Provided records:

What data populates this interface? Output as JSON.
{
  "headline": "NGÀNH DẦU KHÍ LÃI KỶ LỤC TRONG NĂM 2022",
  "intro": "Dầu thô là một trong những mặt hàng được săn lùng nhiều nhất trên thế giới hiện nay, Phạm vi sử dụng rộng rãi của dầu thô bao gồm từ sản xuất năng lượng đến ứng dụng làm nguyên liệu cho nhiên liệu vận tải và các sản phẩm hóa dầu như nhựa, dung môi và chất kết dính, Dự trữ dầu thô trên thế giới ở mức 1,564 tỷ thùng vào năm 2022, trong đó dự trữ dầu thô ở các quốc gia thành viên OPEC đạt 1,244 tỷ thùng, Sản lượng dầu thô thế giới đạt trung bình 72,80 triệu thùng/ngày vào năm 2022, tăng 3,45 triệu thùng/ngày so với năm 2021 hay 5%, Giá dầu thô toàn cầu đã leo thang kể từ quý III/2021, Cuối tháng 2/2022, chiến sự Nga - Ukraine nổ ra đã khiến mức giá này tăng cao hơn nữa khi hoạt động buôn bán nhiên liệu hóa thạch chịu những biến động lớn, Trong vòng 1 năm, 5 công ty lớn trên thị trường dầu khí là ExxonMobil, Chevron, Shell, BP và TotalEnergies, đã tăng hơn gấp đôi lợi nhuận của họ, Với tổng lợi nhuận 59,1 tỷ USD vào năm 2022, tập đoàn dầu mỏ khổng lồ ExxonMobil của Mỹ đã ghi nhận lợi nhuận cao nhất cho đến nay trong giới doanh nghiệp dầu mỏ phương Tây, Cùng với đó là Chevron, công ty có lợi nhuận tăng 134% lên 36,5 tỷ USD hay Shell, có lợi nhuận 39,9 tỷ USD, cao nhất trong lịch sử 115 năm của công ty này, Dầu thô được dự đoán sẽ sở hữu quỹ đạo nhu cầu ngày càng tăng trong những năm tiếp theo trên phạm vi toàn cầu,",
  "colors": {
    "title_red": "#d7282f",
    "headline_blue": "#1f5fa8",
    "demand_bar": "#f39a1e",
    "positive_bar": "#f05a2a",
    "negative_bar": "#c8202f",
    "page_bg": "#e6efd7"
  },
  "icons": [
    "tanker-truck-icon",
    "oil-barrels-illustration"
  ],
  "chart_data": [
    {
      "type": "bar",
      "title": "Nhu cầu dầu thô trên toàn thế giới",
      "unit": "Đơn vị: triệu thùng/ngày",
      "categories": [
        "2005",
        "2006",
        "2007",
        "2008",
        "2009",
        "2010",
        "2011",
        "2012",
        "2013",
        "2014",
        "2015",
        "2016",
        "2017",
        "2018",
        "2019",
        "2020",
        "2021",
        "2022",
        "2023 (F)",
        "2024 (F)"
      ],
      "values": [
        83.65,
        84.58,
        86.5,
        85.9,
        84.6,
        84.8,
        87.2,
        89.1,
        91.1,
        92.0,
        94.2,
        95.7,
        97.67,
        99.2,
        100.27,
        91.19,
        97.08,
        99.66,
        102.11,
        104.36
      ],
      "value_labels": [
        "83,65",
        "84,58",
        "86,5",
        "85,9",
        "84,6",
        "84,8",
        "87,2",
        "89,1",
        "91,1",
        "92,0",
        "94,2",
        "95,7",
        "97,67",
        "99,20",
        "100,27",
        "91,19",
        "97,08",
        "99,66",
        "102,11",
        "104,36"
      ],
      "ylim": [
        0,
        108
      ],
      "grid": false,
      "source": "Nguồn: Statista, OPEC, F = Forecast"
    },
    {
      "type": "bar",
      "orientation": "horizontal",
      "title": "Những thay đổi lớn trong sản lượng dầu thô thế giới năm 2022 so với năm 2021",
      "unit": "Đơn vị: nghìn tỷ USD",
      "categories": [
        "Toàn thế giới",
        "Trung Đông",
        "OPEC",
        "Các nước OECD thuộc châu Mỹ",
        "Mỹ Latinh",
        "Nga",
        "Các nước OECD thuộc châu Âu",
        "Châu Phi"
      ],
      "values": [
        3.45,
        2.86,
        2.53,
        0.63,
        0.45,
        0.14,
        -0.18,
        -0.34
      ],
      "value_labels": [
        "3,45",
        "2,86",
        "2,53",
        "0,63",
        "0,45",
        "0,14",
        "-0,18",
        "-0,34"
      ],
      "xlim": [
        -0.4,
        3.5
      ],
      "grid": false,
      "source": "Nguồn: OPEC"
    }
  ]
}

Written instruction:
Copy all the entries verbatim.

Solution to this task:
What data populates this interface? Output as JSON.
{
  "headline": "NGÀNH DẦU KHÍ LÃI KỶ LỤC TRONG NĂM 2022",
  "intro": "Dầu thô là một trong những mặt hàng được săn lùng nhiều nhất trên thế giới hiện nay, Phạm vi sử dụng rộng rãi của dầu thô bao gồm từ sản xuất năng lượng đến ứng dụng làm nguyên liệu cho nhiên liệu vận tải và các sản phẩm hóa dầu như nhựa, dung môi và chất kết dính, Dự trữ dầu thô trên thế giới ở mức 1,564 tỷ thùng vào năm 2022, trong đó dự trữ dầu thô ở các quốc gia thành viên OPEC đạt 1,244 tỷ thùng, Sản lượng dầu thô thế giới đạt trung bình 72,80 triệu thùng/ngày vào năm 2022, tăng 3,45 triệu thùng/ngày so với năm 2021 hay 5%, Giá dầu thô toàn cầu đã leo thang kể từ quý III/2021, Cuối tháng 2/2022, chiến sự Nga - Ukraine nổ ra đã khiến mức giá này tăng cao hơn nữa khi hoạt động buôn bán nhiên liệu hóa thạch chịu những biến động lớn, Trong vòng 1 năm, 5 công ty lớn trên thị trường dầu khí là ExxonMobil, Chevron, Shell, BP và TotalEnergies, đã tăng hơn gấp đôi lợi nhuận của họ, Với tổng lợi nhuận 59,1 tỷ USD vào năm 2022, tập đoàn dầu mỏ khổng lồ ExxonMobil của Mỹ đã ghi nhận lợi nhuận cao nhất cho đến nay trong giới doanh nghiệp dầu mỏ phương Tây, Cùng với đó là Chevron, công ty có lợi nhuận tăng 134% lên 36,5 tỷ USD hay Shell, có lợi nhuận 39,9 tỷ USD, cao nhất trong lịch sử 115 năm của công ty này, Dầu thô được dự đoán sẽ sở hữu quỹ đạo nhu cầu ngày càng tăng trong những năm tiếp theo trên phạm vi toàn cầu,",
  "colors": {
    "title_red": "#d7282f",
    "headline_blue": "#1f5fa8",
    "demand_bar": "#f39a1e",
    "positive_bar": "#f05a2a",
    "negative_bar": "#c8202f",
    "page_bg": "#e6efd7"
  },
  "icons": [
    "tanker-truck-icon",
    "oil-barrels-illustration"
  ],
  "chart_data": [
    {
      "type": "bar",
      "title": "Nhu cầu dầu thô trên toàn thế giới",
      "unit": "Đơn vị: triệu thùng/ngày",
      "categories": [
        "2005",
        "2006",
        "2007",
        "2008",
        "2009",
        "2010",
        "2011",
        "2012",
        "2013",
        "2014",
        "2015",
        "2016",
        "2017",
        "2018",
        "2019",
        "2020",
        "2021",
        "2022",
        "2023 (F)",
        "2024 (F)"
      ],
      "values": [
        83.65,
        84.58,
        86.5,
        85.9,
        84.6,
        84.8,
        87.2,
        89.1,
        91.1,
        92.0,
        94.2,
        95.7,
        97.67,
        99.2,
        100.27,
        91.19,
        97.08,
        99.66,
        102.11,
        104.36
      ],
      "value_labels": [
        "83,65",
        "84,58",
        "86,5",
        "85,9",
        "84,6",
        "84,8",
        "87,2",
        "89,1",
        "91,1",
        "92,0",
        "94,2",
        "95,7",
        "97,67",
        "99,20",
        "100,27",
        "91,19",
        "97,08",
        "99,66",
        "102,11",
        "104,36"
      ],
      "ylim": [
        0,
        108
      ],
      "grid": false,
      "source": "Nguồn: Statista, OPEC, F = Forecast"
    },
    {
      "type": "bar",
      "orientation": "horizontal",
      "title": "Những thay đổi lớn trong sản lượng dầu thô thế giới năm 2022 so với năm 2021",
      "unit": "Đơn vị: nghìn tỷ USD",
      "categories": [
        "Toàn thế giới",
        "Trung Đông",
        "OPEC",
        "Các nước OECD thuộc châu Mỹ",
        "Mỹ Latinh",
        "Nga",
        "Các nước OECD thuộc châu Âu",
        "Châu Phi"
      ],
      "values": [
        3.45,
        2.86,
        2.53,
        0.63,
        0.45,
        0.14,
        -0.18,
        -0.34
      ],
      "value_labels": [
        "3,45",
        "2,86",
        "2,53",
        "0,63",
        "0,45",
        "0,14",
        "-0,18",
        "-0,34"
      ],
      "xlim": [
        -0.4,
        3.5
      ],
      "grid": false,
      "source": "Nguồn: OPEC"
    }
  ]
}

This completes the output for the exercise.